▶ _EXERCISE GOAL_: Copy out each line that includes the word "มาณการผล".

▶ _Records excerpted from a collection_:
** Start **

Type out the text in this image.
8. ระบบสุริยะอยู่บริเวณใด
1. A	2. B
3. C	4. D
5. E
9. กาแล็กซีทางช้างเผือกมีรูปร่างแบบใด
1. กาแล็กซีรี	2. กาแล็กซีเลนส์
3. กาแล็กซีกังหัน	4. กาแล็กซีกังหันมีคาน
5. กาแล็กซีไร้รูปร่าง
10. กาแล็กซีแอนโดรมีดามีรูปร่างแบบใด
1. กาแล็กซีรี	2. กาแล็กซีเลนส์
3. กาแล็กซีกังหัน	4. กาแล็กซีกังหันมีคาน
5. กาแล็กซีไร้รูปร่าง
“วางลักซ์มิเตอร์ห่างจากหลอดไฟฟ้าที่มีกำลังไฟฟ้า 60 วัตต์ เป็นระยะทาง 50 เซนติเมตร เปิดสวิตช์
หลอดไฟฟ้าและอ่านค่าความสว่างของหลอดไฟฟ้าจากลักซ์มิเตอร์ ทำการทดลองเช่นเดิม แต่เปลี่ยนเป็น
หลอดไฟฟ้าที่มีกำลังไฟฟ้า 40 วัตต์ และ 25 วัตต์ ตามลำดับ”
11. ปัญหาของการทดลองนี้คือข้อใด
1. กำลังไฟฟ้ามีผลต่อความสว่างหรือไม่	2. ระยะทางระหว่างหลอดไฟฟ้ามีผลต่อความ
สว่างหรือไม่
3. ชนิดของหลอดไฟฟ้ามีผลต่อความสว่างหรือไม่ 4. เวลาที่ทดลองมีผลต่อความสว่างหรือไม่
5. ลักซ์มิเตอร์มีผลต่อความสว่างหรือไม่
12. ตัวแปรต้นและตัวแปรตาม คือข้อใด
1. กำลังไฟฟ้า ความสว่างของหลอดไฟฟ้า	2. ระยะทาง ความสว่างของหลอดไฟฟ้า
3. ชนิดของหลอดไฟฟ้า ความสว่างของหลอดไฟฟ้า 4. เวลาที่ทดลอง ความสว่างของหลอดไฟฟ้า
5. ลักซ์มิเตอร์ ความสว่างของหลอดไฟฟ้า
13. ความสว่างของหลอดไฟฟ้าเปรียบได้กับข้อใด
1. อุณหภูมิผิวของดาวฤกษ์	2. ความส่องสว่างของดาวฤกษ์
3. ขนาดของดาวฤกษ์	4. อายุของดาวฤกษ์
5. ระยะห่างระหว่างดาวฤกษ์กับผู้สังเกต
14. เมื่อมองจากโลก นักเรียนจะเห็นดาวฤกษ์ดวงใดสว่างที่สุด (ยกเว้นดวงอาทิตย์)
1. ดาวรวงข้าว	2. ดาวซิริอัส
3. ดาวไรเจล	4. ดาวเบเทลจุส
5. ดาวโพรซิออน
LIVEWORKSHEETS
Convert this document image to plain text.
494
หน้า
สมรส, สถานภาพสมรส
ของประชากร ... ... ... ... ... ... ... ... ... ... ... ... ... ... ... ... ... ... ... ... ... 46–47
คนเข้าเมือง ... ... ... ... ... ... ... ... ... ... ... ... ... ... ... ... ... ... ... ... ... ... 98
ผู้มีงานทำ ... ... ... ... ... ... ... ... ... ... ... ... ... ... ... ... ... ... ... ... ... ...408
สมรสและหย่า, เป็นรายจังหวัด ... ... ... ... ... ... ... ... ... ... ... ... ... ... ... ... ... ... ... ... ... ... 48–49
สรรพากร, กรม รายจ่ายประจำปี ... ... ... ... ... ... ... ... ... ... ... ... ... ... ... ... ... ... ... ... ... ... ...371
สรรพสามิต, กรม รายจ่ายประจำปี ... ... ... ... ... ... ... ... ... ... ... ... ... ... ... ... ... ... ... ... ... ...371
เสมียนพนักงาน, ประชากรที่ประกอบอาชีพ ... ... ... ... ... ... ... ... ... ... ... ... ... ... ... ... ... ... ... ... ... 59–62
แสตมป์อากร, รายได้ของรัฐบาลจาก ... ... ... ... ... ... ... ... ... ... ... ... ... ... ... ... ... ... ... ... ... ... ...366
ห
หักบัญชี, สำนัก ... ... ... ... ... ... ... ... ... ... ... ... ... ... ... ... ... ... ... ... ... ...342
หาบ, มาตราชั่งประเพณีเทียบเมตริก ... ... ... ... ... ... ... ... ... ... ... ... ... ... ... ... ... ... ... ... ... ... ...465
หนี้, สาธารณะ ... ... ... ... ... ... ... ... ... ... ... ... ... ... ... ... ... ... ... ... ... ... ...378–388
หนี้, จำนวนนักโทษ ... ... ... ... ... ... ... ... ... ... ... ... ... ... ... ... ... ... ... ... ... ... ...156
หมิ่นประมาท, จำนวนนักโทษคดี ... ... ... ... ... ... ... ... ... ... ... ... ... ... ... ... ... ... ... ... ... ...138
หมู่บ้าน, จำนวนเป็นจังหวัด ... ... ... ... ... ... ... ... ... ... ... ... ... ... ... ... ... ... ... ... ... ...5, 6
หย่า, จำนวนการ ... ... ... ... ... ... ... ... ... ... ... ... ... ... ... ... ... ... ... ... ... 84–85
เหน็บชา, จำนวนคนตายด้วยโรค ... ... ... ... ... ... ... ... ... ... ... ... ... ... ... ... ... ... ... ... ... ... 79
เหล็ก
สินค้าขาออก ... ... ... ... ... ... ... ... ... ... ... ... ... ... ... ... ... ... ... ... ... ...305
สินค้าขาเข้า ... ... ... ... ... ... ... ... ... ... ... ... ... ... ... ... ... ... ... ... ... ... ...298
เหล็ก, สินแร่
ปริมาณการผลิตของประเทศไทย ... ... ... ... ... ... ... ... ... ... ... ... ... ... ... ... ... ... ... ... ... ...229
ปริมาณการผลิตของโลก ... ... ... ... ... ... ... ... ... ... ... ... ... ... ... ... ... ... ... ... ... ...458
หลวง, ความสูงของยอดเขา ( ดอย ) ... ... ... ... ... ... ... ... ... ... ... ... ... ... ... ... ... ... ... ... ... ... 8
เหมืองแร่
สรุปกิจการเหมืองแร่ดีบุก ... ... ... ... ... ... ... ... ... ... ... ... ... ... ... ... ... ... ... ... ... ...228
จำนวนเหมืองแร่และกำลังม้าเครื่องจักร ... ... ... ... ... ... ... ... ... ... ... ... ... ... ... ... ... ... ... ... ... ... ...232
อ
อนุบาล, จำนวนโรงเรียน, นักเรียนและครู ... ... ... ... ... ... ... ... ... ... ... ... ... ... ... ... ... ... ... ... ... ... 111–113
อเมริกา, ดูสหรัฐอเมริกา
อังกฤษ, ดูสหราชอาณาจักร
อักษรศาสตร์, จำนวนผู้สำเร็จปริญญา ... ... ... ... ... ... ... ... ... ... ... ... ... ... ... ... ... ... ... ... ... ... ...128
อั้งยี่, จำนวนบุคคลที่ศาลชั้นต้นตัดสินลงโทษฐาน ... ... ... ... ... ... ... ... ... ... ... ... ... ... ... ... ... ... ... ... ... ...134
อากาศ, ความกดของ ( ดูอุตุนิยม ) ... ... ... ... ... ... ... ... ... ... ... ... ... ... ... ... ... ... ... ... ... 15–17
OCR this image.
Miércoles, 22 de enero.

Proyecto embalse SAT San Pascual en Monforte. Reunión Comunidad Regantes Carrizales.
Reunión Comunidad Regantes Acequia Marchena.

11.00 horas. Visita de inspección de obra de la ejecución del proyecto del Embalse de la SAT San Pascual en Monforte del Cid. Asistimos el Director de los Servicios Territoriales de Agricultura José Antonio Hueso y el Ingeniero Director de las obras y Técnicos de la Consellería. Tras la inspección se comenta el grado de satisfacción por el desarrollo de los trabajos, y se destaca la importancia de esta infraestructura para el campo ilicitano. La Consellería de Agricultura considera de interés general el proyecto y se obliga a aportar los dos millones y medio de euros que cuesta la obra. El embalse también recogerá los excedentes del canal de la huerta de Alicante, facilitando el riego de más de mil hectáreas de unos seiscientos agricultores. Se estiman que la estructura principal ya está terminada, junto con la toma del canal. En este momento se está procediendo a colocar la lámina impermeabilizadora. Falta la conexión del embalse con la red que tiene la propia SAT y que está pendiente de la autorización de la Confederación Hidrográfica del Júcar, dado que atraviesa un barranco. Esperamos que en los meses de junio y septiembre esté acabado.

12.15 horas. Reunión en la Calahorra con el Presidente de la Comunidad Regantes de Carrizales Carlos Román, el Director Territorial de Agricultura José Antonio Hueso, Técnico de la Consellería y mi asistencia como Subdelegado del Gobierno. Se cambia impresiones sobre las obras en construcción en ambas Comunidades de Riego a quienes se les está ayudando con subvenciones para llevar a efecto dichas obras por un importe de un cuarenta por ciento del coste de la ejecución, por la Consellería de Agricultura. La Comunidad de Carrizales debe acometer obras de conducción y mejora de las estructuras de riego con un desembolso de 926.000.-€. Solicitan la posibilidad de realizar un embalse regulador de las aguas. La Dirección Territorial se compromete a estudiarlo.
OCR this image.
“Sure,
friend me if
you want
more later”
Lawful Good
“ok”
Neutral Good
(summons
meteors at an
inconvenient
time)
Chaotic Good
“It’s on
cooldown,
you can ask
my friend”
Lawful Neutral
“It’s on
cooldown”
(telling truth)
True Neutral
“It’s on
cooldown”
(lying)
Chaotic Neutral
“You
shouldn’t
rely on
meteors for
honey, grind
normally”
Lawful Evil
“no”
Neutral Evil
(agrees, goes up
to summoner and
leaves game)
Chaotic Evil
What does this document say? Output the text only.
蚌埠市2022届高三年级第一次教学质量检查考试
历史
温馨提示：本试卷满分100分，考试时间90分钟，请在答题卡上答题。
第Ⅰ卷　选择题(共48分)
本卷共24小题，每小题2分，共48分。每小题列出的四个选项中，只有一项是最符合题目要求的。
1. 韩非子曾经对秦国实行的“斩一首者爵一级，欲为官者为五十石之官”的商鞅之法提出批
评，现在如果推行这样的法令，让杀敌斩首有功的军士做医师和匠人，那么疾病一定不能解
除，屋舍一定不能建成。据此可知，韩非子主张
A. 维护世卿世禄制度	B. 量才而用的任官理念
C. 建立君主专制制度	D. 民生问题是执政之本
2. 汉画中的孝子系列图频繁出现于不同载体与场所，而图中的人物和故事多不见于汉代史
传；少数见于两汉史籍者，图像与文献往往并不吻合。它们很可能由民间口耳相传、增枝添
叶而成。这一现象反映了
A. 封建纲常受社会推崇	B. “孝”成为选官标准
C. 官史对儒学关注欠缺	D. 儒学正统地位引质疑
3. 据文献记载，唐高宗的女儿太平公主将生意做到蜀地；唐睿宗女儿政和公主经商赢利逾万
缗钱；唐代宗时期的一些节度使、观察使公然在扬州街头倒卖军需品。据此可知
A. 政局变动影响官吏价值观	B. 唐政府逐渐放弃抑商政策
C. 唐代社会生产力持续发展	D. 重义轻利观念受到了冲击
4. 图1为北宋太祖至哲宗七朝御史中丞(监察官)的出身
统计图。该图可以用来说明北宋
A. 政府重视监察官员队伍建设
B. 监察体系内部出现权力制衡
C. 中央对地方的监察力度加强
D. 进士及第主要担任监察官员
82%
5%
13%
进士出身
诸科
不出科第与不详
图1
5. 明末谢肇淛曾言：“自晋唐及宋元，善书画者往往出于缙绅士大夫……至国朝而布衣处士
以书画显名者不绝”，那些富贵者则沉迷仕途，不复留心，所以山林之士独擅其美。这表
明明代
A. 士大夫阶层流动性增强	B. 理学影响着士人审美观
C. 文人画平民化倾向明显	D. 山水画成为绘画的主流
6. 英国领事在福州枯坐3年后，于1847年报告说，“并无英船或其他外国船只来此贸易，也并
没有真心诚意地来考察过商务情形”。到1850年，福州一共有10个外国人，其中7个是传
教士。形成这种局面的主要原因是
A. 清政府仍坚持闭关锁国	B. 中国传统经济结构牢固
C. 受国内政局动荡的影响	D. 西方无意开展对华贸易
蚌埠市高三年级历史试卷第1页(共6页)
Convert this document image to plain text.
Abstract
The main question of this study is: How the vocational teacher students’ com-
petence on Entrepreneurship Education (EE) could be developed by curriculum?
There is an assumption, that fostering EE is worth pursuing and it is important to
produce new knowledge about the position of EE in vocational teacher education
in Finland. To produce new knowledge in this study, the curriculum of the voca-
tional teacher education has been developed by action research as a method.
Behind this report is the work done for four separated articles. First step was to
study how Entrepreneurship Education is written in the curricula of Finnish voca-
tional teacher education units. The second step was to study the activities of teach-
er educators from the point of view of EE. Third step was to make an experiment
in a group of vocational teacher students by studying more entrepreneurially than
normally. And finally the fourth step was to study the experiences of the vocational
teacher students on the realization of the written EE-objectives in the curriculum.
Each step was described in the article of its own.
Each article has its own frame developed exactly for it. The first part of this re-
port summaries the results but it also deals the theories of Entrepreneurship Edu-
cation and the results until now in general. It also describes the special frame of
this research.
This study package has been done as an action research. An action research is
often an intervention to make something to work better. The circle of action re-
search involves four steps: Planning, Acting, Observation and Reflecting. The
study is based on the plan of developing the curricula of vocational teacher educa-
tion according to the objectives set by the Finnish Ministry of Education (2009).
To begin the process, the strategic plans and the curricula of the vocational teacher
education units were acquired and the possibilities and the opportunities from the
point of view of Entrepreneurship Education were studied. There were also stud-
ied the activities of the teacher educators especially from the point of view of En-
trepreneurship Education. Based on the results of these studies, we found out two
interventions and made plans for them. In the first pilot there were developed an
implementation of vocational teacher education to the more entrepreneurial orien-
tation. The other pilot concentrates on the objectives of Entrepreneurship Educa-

** End **

▶ _OUTPUT OF THE TASK_:
ปริมาณการผลิตของประเทศไทย ... ... ... ... ... ... ... ... ... ... ... ... ... ... ... ... ... ... ... ... ... ...229
ปริมาณการผลิตของโลก ... ... ... ... ... ... ... ... ... ... ... ... ... ... ... ... ... ... ... ... ... ...458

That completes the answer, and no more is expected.